PASSAGE PROVIDED =>
********
With all that, I've been able to achieve around 16 data points per cycle for a 4kHz sine wave, which I think it's pretty good as I already said. But...

There's scope projects like this one (fantastic project by the way, much respect to the coder (ZaidaTek) who did it):

Which claims to be able to achieve 100kHz sampling rate for a single channel, MUCH faster than my tests.

As far as I understand, he didn't do things too much differently at the Arduino side. In my limited understanding, the only place where things could be speed up are at windows side, but to me my buffer routines seen to be able to handle the data in speeds.

I'd appreciate if someone could give me some insights on why the speeds are SO MUCH different, and suggestions on what could be done to speed up my conversion. Thanks a lot! :slight_smile:

Some measurings attached at 400Hz, 1kHz and 4kHz. The red circles are the data points drawn by the program (The attachments are a little bit distorted, but you can see a lot of red points at 400Hz and just a few (~16) points for each cycle at 4kHz).

Thank you!

They have a version of A/D converter called a Sigma Delta converter, you might investigate those, I think you will be pleasantly surprised when you find out what they can do.

@gilshultz: the ads1115 has

PROGRAMMABLE DATA RATE: 8SPS to 860SPS

Sigma deltas are SLOW.

Looking at the link it seems to use a seperate comms board which may explain the difference in speed?

The AT328P used on this board is an Arduino Pro Mini as well as an FTDI232 USB/Serial converter for communication

johnerrington:
Sigma deltas are SLOW.

Well there are 16 bit sigma-delta ADCs at 20MSPS, and even a 24 bit sigma-delta ADC at 4MSPS (ADS1675), so I'm not sure where you get that idea. I2S audio ADCs are sigma-delta too and these
normally support upto 192kSPS.
********
EXTRACTED ENTRIES =>
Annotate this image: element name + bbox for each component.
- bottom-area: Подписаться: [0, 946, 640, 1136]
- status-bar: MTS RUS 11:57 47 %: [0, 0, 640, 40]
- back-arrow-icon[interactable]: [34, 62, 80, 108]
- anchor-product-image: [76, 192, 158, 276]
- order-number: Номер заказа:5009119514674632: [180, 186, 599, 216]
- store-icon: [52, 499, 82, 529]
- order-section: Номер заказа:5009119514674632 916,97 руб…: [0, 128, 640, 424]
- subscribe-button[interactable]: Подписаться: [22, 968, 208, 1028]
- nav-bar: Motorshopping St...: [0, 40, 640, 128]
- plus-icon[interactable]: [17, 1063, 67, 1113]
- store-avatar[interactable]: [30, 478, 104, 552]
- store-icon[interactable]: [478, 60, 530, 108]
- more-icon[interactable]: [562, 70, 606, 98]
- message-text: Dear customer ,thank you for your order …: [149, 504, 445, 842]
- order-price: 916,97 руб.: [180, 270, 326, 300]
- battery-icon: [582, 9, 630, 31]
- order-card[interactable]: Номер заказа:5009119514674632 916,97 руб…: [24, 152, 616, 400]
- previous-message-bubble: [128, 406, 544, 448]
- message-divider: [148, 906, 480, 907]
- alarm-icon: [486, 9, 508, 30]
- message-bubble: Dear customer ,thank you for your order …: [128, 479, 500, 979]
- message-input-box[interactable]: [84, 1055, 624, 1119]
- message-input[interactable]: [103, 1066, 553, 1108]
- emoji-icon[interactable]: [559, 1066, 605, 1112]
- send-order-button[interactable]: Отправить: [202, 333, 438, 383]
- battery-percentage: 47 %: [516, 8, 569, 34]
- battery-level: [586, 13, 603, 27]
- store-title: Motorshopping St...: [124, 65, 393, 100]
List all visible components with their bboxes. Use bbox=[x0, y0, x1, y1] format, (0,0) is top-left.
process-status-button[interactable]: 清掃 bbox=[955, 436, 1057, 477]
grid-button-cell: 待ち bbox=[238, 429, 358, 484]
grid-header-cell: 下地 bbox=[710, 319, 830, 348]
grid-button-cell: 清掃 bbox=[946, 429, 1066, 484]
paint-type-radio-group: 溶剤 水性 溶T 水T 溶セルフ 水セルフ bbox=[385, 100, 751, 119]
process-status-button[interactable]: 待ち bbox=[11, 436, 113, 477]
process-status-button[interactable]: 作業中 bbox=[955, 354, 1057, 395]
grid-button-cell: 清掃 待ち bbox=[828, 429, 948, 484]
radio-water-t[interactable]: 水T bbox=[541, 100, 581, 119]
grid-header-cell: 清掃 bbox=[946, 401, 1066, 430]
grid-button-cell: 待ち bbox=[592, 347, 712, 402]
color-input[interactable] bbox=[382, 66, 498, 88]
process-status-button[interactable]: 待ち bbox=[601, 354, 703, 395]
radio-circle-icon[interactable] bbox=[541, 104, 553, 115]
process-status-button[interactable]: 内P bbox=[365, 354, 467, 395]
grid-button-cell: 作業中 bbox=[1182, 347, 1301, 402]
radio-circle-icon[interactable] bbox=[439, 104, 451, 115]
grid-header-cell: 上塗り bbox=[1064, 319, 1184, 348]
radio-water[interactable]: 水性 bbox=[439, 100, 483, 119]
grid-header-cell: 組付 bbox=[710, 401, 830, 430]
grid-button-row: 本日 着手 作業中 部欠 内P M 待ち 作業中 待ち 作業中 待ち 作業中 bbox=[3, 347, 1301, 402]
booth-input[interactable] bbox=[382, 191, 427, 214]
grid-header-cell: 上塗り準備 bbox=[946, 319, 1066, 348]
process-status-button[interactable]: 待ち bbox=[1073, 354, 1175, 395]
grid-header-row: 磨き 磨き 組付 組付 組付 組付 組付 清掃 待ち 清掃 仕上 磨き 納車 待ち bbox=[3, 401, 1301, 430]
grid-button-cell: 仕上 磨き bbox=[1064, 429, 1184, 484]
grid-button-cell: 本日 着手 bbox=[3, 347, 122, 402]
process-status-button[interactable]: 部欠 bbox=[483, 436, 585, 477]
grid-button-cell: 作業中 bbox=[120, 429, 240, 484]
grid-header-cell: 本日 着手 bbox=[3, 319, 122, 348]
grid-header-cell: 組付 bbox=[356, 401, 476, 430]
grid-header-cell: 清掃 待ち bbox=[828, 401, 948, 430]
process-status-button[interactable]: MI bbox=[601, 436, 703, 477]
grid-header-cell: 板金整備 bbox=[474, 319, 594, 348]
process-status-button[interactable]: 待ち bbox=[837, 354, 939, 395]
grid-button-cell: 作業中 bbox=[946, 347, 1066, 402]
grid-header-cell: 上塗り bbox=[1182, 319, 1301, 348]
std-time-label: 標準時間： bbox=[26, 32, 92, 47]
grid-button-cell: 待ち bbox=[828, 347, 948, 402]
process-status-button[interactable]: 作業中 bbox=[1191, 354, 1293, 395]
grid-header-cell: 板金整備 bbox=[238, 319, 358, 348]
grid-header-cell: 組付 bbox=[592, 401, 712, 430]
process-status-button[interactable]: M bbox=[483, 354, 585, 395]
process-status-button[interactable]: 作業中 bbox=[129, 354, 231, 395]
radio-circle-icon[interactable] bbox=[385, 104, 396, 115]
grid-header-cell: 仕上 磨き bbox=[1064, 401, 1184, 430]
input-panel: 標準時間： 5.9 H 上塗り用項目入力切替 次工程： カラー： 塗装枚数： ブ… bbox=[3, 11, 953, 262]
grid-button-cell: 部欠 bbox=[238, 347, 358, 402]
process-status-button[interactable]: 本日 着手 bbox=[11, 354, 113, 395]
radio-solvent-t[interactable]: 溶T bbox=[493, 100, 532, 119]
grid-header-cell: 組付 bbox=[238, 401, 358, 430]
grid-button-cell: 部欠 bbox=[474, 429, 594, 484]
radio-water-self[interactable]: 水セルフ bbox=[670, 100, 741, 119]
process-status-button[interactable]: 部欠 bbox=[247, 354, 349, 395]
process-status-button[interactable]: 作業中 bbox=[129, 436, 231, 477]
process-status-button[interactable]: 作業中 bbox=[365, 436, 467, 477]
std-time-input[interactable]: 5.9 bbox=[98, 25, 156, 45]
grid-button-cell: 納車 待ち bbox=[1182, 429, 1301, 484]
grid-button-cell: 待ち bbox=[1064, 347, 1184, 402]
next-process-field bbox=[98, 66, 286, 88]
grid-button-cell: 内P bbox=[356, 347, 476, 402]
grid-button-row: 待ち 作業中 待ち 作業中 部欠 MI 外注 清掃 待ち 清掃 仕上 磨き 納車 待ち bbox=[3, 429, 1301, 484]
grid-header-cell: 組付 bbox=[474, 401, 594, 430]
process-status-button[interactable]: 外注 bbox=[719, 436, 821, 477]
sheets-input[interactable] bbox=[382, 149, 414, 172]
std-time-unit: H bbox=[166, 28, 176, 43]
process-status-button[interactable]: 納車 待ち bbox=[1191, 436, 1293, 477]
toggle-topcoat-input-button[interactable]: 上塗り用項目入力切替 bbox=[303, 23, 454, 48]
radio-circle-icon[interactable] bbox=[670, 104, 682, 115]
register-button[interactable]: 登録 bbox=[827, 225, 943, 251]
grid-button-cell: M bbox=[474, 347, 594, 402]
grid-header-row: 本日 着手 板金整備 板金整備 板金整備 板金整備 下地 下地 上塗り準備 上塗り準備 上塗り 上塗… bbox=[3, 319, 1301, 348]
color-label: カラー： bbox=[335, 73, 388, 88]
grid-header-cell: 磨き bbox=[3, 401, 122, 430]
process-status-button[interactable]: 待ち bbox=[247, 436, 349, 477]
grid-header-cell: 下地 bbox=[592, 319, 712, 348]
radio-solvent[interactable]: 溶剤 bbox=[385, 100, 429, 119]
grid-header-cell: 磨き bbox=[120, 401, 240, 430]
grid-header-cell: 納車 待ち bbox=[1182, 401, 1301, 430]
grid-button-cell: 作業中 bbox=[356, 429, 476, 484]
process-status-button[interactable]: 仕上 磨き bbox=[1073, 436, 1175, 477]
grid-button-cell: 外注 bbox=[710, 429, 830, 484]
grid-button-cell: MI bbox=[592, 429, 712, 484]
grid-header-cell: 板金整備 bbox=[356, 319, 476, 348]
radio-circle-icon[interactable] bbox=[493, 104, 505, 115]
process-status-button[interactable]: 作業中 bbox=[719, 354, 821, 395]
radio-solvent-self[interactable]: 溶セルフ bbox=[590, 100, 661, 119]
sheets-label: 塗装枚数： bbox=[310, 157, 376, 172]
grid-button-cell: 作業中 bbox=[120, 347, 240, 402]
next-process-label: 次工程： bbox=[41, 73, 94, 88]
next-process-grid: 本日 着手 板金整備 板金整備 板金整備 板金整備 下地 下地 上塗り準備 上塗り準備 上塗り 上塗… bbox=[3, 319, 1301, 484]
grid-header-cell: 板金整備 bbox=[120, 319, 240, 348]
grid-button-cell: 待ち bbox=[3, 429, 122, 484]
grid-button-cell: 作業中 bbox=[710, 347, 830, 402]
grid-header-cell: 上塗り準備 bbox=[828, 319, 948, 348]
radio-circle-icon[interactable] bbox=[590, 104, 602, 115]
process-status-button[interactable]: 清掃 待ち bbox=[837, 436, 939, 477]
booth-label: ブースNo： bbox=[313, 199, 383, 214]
********
WORK ORDER =>
Continue the forum thread on Arduino oscilloscope sampling speed from the point where it stops.

RESPONSE =>
Thanks Mark, very interesting I'd never come across those, more familiar with the ADS1015 / 1115. Can you give me links?

192kSPS audio I2S ADCs: https://uk.farnell.com/c/semiconductors-ics/data-signal-conversion/analog-to-digital-converters-adc?resolution-bits-=24bit&sampling-rate=192ksps

ADS1675: https://www.ti.com/lit/ds/symlink/ads1675.pdf?ts=1612715903714&ref_url=https%3A%2F%2Fwww.google.it%2F

lderani:
. . .
I'd appreciate if someone could give me some insights on why the speeds are SO MUCH different, and suggestions on what could be done to speed up my conversion. Thanks a lot! :slight_smile:
. . .

The difference is not that big. 16 data points at 4 kHz is equivalent to 64k samples per second. If you don't need 10 bit resolution, you can halve the amount of data sent to the USART by specifying a shifted 8 bit resolution. Then you will probably approach the 100k samples per second that the other project claims.

The picture of the oscilloscope screen shot in that project: ZaidaScope - Arduino Oscilloscope, 8-Ch, max 100 kHz - Arduino Project Hub is a bit confusing. It is a 440Hz signal derived from a sample rate of approx 40k samples per second. The labelling is misleading in that it implies the input signal (actually an audio signal) is ~40kHz when that is infact the sample rate.